■ **DATA EXCERPTS**:

-- Begin --

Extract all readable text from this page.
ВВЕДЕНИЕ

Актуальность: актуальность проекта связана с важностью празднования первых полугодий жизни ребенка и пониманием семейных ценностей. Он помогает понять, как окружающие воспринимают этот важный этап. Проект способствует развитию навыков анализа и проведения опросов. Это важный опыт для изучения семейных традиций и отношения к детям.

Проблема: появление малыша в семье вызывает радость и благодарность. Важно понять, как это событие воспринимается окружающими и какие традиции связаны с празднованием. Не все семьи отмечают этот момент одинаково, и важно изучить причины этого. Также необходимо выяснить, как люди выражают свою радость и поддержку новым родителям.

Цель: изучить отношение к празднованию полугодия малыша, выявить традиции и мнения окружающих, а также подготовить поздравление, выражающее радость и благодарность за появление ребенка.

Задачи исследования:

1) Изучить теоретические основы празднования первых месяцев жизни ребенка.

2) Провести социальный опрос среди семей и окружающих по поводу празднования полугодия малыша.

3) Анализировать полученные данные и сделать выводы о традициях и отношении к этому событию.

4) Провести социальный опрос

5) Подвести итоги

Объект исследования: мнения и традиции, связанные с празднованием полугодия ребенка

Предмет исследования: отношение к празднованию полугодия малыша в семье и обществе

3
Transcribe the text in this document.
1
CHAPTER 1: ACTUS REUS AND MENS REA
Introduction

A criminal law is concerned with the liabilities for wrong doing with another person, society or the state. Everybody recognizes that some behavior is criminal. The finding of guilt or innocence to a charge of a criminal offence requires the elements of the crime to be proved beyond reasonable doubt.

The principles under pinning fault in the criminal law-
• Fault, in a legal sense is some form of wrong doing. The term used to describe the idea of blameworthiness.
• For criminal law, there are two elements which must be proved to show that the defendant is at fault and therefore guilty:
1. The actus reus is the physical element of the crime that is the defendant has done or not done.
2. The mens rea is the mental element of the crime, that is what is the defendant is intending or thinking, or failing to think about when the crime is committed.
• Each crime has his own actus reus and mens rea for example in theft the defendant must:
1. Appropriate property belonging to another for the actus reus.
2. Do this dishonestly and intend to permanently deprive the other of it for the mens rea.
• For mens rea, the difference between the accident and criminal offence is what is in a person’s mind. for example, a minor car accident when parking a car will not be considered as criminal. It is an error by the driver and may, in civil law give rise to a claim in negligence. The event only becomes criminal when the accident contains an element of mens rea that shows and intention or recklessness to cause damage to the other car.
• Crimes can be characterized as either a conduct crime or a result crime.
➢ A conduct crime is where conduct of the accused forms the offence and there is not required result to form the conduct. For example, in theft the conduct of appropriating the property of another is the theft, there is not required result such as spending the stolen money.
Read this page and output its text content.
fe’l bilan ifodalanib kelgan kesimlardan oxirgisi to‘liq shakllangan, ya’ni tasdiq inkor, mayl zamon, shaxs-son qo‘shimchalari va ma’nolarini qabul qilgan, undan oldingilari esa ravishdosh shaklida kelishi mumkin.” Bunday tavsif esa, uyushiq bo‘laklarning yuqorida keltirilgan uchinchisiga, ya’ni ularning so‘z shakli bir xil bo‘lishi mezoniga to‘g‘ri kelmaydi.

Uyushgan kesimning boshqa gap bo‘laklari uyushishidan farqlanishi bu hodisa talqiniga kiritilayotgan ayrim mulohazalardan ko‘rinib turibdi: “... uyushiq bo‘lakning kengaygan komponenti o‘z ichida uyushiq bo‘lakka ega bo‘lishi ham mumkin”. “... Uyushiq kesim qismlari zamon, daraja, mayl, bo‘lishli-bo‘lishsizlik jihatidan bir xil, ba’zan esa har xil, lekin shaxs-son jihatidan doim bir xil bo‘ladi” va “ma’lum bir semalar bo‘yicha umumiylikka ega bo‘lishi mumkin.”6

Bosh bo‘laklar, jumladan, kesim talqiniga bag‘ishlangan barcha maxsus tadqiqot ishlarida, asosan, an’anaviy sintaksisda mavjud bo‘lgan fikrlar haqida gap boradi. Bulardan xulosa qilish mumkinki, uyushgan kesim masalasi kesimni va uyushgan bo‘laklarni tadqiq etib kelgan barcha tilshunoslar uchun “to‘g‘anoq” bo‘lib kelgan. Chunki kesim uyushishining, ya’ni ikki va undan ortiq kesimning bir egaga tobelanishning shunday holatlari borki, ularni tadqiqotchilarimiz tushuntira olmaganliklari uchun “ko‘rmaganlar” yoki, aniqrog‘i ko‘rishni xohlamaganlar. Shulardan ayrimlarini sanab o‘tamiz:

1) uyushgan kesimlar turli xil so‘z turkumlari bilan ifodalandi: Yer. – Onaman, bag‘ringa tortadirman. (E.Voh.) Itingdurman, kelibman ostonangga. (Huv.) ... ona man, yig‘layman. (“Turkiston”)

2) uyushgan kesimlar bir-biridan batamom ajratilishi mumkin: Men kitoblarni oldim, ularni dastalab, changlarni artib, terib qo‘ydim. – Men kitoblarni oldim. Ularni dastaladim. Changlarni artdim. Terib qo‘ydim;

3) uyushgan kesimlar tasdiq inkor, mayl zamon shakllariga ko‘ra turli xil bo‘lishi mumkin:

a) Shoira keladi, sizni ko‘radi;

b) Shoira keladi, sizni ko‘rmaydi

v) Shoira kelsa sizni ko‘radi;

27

-- End --

■ **GIVEN PROBLEM**: Begin with the line containing "Read this page and output its text content." and repeat each line exactly until the records above end.

■ **RESULT FOR THIS EXERCISE**:
Read this page and output its text content.
fe’l bilan ifodalanib kelgan kesimlardan oxirgisi to‘liq shakllangan, ya’ni tasdiq inkor, mayl zamon, shaxs-son qo‘shimchalari va ma’nolarini qabul qilgan, undan oldingilari esa ravishdosh shaklida kelishi mumkin.” Bunday tavsif esa, uyushiq bo‘laklarning yuqorida keltirilgan uchinchisiga, ya’ni ularning so‘z shakli bir xil bo‘lishi mezoniga to‘g‘ri kelmaydi.

Uyushgan kesimning boshqa gap bo‘laklari uyushishidan farqlanishi bu hodisa talqiniga kiritilayotgan ayrim mulohazalardan ko‘rinib turibdi: “... uyushiq bo‘lakning kengaygan komponenti o‘z ichida uyushiq bo‘lakka ega bo‘lishi ham mumkin”. “... Uyushiq kesim qismlari zamon, daraja, mayl, bo‘lishli-bo‘lishsizlik jihatidan bir xil, ba’zan esa har xil, lekin shaxs-son jihatidan doim bir xil bo‘ladi” va “ma’lum bir semalar bo‘yicha umumiylikka ega bo‘lishi mumkin.”6

Bosh bo‘laklar, jumladan, kesim talqiniga bag‘ishlangan barcha maxsus tadqiqot ishlarida, asosan, an’anaviy sintaksisda mavjud bo‘lgan fikrlar haqida gap boradi. Bulardan xulosa qilish mumkinki, uyushgan kesim masalasi kesimni va uyushgan bo‘laklarni tadqiq etib kelgan barcha tilshunoslar uchun “to‘g‘anoq” bo‘lib kelgan. Chunki kesim uyushishining, ya’ni ikki va undan ortiq kesimning bir egaga tobelanishning shunday holatlari borki, ularni tadqiqotchilarimiz tushuntira olmaganliklari uchun “ko‘rmaganlar” yoki, aniqrog‘i ko‘rishni xohlamaganlar. Shulardan ayrimlarini sanab o‘tamiz:

1) uyushgan kesimlar turli xil so‘z turkumlari bilan ifodalandi: Yer. – Onaman, bag‘ringa tortadirman. (E.Voh.) Itingdurman, kelibman ostonangga. (Huv.) ... ona man, yig‘layman. (“Turkiston”)

2) uyushgan kesimlar bir-biridan batamom ajratilishi mumkin: Men kitoblarni oldim, ularni dastalab, changlarni artib, terib qo‘ydim. – Men kitoblarni oldim. Ularni dastaladim. Changlarni artdim. Terib qo‘ydim;

3) uyushgan kesimlar tasdiq inkor, mayl zamon shakllariga ko‘ra turli xil bo‘lishi mumkin:

a) Shoira keladi, sizni ko‘radi;

b) Shoira keladi, sizni ko‘rmaydi

v) Shoira kelsa sizni ko‘radi;

27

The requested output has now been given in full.